- **What is required**
Show all lines of the listing that hold the word "short".

- **Material for the task**
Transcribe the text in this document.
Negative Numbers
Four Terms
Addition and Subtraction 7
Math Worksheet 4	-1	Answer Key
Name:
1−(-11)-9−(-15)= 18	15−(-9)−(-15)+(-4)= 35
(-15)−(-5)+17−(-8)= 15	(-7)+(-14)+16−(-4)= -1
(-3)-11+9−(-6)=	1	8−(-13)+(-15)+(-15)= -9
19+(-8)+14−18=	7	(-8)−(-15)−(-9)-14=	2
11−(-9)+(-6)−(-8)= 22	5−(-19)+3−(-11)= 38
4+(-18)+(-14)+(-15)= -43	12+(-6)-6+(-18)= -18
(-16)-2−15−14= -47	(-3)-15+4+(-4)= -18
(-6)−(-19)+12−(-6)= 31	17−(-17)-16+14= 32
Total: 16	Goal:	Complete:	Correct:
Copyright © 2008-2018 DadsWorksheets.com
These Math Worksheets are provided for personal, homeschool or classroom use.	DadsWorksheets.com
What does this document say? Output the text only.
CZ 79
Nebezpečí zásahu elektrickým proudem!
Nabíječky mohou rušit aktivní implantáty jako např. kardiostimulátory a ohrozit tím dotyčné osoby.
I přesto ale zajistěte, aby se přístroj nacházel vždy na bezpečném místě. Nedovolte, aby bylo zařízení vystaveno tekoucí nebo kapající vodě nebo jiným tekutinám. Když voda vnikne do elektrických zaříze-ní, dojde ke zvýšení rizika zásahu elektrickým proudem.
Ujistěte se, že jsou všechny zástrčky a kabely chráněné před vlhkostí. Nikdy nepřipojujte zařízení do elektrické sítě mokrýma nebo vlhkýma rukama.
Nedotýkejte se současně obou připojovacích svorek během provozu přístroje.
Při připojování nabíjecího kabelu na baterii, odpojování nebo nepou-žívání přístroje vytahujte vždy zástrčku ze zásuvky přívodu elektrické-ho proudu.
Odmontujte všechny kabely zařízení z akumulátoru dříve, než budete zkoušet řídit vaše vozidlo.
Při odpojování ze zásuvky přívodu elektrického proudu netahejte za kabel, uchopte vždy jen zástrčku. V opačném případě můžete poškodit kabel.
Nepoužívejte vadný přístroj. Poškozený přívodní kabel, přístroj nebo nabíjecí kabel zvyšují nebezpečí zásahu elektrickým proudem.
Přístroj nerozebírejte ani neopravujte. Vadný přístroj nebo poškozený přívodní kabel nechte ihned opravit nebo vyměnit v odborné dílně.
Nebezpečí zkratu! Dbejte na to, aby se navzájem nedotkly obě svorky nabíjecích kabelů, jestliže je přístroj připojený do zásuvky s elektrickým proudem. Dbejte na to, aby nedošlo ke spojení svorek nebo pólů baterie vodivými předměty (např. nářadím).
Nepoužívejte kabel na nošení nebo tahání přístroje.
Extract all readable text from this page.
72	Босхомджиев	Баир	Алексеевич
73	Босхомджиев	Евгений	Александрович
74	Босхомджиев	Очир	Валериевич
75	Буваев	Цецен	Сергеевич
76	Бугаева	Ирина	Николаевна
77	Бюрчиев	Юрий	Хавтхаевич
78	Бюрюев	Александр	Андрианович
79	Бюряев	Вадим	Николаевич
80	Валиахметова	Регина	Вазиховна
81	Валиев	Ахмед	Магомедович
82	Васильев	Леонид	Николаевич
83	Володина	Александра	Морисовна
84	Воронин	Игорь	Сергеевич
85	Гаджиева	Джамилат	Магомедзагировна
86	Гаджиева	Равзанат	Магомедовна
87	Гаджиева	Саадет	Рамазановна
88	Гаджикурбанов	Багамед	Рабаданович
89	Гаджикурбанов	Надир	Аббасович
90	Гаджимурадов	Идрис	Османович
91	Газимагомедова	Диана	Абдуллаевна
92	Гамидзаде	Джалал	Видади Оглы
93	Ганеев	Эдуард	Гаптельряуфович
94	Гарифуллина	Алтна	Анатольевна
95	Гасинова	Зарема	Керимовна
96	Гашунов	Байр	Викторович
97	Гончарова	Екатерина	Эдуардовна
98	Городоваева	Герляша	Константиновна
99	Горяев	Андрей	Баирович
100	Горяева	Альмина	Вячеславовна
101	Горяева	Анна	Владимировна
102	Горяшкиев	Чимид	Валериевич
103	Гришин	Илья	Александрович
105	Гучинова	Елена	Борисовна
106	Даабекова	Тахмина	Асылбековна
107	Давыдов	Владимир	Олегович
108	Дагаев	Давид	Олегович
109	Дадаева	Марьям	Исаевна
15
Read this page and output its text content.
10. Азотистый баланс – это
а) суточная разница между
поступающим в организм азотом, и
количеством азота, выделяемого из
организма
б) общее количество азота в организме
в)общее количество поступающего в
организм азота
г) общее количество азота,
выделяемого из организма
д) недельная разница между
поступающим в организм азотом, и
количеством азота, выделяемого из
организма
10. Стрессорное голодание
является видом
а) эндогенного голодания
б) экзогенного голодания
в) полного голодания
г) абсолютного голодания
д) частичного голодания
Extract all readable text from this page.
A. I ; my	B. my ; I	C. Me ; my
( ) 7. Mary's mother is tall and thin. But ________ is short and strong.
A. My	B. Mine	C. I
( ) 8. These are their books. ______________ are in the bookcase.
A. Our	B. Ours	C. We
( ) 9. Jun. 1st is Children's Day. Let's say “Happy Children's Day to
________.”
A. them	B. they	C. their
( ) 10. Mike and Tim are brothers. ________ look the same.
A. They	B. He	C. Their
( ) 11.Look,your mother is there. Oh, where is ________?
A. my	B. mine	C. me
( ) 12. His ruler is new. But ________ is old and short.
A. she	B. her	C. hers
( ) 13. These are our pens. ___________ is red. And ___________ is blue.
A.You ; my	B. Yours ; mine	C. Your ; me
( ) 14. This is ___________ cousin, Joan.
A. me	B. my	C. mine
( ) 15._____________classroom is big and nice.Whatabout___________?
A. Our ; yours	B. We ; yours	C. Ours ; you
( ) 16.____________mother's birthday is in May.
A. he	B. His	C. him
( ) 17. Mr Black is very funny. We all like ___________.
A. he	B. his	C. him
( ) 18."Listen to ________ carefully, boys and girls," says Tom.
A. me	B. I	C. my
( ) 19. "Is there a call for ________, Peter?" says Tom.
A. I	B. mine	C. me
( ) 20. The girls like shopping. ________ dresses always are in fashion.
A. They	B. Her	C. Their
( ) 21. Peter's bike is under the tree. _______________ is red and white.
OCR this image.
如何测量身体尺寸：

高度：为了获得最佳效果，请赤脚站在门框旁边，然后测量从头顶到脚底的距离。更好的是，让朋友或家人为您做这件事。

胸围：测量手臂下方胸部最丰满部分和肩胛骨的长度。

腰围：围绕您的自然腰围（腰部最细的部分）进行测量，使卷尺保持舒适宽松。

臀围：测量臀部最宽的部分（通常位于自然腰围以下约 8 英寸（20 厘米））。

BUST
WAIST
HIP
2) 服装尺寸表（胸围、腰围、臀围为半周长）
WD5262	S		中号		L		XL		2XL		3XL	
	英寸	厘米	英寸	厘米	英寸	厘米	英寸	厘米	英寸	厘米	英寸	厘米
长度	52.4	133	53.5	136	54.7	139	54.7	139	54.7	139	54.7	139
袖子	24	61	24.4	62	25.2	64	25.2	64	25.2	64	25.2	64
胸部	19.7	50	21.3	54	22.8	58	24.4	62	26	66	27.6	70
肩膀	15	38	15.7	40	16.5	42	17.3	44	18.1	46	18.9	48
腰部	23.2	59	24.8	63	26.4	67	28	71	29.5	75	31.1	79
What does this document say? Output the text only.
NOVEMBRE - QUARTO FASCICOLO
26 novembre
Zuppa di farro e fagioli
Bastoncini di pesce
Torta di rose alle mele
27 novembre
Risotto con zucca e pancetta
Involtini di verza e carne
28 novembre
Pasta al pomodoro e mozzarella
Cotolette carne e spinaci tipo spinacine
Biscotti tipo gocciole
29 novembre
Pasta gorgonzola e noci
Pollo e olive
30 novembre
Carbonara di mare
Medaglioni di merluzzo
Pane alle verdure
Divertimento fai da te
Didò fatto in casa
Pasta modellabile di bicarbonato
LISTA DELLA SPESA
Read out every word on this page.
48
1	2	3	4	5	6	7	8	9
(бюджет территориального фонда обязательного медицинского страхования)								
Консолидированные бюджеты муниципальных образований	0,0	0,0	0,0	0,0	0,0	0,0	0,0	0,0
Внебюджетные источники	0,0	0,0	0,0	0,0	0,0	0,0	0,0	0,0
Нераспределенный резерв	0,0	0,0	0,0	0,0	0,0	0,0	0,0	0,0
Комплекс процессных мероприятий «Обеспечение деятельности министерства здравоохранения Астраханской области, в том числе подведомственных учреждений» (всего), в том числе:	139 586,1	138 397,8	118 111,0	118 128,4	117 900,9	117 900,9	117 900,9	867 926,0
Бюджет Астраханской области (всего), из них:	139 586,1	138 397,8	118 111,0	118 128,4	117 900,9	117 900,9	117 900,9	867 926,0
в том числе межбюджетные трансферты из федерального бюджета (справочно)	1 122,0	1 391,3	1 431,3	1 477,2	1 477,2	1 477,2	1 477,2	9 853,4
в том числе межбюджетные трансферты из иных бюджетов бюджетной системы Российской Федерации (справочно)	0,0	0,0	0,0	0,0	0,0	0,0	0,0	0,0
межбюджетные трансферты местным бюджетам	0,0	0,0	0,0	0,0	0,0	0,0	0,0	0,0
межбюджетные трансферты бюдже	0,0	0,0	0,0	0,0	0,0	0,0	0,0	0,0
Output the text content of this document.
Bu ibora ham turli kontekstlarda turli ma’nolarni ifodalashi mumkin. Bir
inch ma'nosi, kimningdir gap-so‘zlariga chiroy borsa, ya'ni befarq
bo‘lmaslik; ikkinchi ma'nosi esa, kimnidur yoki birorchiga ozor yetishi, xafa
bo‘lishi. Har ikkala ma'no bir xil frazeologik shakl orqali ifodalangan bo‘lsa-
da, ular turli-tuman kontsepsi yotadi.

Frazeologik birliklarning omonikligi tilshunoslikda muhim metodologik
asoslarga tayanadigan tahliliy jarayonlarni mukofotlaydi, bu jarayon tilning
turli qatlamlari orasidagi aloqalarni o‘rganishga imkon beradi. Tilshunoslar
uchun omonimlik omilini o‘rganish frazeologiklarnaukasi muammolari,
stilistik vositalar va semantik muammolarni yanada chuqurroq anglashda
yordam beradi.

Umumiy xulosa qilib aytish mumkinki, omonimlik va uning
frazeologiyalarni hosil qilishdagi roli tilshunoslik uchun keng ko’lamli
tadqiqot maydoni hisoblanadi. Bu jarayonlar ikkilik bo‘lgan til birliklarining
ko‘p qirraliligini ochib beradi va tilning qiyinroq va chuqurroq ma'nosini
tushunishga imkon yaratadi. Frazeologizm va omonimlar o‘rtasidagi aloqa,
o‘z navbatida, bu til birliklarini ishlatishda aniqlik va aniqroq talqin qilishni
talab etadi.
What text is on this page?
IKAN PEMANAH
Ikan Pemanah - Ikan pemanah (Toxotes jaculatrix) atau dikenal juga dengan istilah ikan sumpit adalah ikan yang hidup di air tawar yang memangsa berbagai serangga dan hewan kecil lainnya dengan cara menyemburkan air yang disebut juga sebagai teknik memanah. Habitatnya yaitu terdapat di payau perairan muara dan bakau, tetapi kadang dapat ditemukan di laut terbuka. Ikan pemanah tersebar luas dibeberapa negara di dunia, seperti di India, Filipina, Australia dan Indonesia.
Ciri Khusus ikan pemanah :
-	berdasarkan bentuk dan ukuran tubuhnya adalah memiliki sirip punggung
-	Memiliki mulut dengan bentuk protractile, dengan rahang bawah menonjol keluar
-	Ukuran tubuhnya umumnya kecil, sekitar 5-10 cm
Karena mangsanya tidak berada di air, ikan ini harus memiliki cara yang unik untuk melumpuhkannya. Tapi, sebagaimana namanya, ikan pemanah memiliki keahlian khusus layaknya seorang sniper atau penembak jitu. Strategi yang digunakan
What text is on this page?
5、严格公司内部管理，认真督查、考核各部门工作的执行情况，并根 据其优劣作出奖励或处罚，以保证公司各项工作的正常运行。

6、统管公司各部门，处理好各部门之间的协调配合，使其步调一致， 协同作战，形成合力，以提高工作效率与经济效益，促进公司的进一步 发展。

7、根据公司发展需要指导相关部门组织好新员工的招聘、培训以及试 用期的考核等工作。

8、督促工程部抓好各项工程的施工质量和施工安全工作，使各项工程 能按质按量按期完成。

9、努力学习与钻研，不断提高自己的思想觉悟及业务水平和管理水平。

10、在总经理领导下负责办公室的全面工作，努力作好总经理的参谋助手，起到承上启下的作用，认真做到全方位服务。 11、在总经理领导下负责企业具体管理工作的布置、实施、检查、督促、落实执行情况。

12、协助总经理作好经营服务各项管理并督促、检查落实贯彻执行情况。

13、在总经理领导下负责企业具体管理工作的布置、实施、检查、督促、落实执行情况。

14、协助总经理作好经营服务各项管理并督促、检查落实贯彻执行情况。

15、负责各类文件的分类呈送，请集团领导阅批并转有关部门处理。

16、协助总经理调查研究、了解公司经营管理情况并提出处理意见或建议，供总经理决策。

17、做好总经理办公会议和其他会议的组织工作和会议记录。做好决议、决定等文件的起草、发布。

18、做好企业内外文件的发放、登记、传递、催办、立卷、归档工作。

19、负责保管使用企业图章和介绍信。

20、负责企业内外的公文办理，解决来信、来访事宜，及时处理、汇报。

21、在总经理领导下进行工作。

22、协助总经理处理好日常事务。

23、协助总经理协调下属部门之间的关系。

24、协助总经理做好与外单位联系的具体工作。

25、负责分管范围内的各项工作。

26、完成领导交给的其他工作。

- **Result of this task**
( ) 7. Mary's mother is tall and thin. But ________ is short and strong.
( ) 12. His ruler is new. But ________ is old and short.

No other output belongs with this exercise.